Saved entries
+ + +

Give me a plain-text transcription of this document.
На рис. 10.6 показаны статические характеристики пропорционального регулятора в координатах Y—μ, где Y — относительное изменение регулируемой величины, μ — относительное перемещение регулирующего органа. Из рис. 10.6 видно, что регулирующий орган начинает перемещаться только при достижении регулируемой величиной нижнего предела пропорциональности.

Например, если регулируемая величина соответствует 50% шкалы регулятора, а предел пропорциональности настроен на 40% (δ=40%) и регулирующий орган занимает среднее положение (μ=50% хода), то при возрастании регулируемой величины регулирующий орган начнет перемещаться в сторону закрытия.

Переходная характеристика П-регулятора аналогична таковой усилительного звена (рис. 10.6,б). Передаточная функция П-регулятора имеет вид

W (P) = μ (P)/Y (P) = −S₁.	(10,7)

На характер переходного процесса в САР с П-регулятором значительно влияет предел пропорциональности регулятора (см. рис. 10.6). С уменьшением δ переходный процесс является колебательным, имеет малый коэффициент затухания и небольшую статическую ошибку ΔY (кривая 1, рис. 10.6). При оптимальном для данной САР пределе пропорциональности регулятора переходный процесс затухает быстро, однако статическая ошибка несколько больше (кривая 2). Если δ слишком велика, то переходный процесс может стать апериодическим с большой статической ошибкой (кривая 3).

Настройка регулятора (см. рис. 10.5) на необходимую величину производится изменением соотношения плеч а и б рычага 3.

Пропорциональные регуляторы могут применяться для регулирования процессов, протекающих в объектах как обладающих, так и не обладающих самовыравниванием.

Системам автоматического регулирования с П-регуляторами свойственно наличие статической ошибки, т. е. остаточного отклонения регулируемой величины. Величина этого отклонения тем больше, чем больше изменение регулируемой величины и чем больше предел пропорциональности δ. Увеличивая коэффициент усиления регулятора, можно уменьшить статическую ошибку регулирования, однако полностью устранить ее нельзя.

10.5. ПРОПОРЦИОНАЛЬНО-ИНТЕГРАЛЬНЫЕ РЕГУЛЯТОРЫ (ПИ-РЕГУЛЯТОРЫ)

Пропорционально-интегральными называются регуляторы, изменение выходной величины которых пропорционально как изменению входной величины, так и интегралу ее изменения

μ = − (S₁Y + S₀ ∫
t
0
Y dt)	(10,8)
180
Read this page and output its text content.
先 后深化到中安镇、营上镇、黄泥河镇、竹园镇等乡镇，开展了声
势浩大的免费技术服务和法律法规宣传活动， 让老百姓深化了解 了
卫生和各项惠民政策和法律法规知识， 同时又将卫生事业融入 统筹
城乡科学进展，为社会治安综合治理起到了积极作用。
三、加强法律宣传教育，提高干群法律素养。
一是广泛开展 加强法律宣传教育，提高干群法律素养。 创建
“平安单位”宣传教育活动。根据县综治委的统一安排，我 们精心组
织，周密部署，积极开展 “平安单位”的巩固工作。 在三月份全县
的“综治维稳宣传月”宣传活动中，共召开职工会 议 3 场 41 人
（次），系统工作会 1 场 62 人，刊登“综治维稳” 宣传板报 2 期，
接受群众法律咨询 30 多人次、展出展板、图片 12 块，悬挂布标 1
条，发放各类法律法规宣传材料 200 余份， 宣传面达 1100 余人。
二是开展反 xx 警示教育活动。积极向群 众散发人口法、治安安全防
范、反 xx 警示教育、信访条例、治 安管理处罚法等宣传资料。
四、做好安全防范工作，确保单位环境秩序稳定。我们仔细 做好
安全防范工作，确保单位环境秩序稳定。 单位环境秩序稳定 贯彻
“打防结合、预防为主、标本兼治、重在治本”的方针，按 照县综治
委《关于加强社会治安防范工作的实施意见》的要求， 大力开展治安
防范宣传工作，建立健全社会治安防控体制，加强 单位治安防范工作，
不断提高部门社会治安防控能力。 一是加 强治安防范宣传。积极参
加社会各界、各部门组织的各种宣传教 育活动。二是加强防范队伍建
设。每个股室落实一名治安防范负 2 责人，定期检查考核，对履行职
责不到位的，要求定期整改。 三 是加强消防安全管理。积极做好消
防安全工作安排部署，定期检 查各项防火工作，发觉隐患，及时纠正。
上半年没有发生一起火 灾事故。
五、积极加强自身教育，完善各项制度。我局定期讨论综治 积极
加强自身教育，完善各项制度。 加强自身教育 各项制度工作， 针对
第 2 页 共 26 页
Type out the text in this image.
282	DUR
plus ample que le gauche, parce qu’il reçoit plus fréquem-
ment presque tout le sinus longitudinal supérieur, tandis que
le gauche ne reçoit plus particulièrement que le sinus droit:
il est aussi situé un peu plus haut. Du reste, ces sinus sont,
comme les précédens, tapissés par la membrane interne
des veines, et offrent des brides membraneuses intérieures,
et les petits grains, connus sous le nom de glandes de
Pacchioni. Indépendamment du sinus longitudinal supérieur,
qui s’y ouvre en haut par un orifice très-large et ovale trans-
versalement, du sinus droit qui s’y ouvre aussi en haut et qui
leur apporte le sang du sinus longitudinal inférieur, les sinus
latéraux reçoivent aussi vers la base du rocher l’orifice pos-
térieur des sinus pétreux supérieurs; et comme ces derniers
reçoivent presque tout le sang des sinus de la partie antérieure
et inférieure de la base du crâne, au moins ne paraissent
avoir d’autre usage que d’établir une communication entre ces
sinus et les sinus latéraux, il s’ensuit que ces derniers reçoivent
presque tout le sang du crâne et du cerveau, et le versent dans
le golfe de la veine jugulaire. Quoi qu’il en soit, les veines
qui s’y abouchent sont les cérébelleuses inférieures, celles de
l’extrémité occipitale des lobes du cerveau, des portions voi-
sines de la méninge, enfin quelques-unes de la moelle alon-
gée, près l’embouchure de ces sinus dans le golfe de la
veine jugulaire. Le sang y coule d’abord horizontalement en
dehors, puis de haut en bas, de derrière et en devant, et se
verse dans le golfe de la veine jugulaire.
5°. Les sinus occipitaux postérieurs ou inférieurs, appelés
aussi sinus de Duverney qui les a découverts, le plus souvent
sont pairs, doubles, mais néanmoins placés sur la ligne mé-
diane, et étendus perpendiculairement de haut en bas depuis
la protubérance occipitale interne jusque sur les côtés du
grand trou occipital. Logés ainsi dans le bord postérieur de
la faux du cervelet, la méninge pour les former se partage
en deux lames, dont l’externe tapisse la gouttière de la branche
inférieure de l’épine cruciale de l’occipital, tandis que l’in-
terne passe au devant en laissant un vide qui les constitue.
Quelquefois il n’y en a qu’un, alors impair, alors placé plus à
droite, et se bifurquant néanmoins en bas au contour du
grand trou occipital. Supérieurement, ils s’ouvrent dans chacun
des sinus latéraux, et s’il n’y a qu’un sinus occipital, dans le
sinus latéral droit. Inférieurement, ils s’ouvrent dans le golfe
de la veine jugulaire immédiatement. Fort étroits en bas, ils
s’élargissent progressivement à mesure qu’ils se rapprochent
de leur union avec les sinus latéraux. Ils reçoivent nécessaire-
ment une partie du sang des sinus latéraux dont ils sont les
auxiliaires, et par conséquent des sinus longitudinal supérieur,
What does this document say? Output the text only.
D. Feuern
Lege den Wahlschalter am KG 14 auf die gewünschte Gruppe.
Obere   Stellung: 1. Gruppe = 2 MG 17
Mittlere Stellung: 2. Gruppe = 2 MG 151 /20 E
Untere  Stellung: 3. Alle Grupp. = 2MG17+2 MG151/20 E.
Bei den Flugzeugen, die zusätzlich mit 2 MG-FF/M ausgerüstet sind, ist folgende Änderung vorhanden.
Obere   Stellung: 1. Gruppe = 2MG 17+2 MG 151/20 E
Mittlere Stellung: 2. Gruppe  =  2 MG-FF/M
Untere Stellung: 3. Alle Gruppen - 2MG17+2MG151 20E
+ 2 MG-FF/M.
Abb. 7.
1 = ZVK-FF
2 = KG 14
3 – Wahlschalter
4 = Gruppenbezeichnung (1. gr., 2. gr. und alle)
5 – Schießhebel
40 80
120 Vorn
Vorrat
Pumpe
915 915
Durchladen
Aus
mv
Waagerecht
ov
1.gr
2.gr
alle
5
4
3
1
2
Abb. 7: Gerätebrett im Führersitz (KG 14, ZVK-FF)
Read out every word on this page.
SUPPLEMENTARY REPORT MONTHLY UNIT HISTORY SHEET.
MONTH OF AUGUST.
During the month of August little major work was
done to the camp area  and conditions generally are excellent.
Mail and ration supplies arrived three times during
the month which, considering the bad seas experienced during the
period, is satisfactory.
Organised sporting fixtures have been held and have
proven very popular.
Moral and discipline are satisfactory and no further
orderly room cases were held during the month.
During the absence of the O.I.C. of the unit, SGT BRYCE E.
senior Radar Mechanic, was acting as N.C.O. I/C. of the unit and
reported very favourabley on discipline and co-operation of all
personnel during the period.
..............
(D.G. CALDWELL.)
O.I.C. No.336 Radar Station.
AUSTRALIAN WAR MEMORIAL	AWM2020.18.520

+ + +

What is being asked
Determine how many lines in the data above contain the string "page". Give nothing except the number.

Exercise result
2